##### Provided records #####

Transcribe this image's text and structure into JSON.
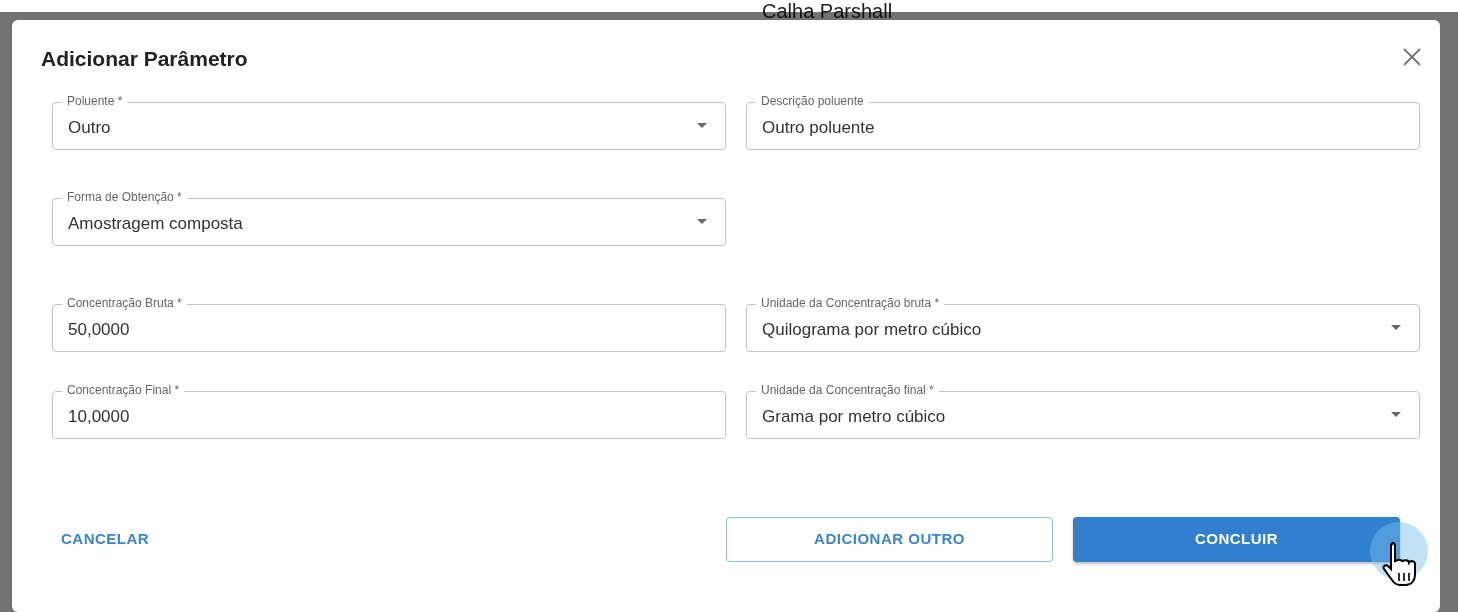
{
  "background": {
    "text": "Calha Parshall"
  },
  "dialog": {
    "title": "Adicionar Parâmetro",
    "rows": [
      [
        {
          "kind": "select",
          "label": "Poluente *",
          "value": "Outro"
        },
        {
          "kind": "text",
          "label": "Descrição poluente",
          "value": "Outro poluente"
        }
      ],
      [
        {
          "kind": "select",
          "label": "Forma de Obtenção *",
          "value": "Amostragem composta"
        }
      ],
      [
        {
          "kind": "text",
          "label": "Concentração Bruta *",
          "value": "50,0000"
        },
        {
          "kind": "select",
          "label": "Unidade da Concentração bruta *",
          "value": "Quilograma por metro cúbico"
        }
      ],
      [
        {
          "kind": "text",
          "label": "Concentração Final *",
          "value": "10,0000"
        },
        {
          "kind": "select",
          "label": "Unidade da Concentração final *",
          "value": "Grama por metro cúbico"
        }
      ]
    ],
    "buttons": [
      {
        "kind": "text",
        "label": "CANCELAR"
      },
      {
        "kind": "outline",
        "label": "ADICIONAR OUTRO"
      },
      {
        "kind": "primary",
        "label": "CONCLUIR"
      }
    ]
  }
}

#####

*Task to complete:*
Copy out the entries verbatim and leave the images out.

*Output for this exercise:*
Transcribe this image's text and structure into JSON.
{
  "background": {
    "text": "Calha Parshall"
  },
  "dialog": {
    "title": "Adicionar Parâmetro",
    "rows": [
      [
        {
          "kind": "select",
          "label": "Poluente *",
          "value": "Outro"
        },
        {
          "kind": "text",
          "label": "Descrição poluente",
          "value": "Outro poluente"
        }
      ],
      [
        {
          "kind": "select",
          "label": "Forma de Obtenção *",
          "value": "Amostragem composta"
        }
      ],
      [
        {
          "kind": "text",
          "label": "Concentração Bruta *",
          "value": "50,0000"
        },
        {
          "kind": "select",
          "label": "Unidade da Concentração bruta *",
          "value": "Quilograma por metro cúbico"
        }
      ],
      [
        {
          "kind": "text",
          "label": "Concentração Final *",
          "value": "10,0000"
        },
        {
          "kind": "select",
          "label": "Unidade da Concentração final *",
          "value": "Grama por metro cúbico"
        }
      ]
    ],
    "buttons": [
      {
        "kind": "text",
        "label": "CANCELAR"
      },
      {
        "kind": "outline",
        "label": "ADICIONAR OUTRO"
      },
      {
        "kind": "primary",
        "label": "CONCLUIR"
      }
    ]
  }
}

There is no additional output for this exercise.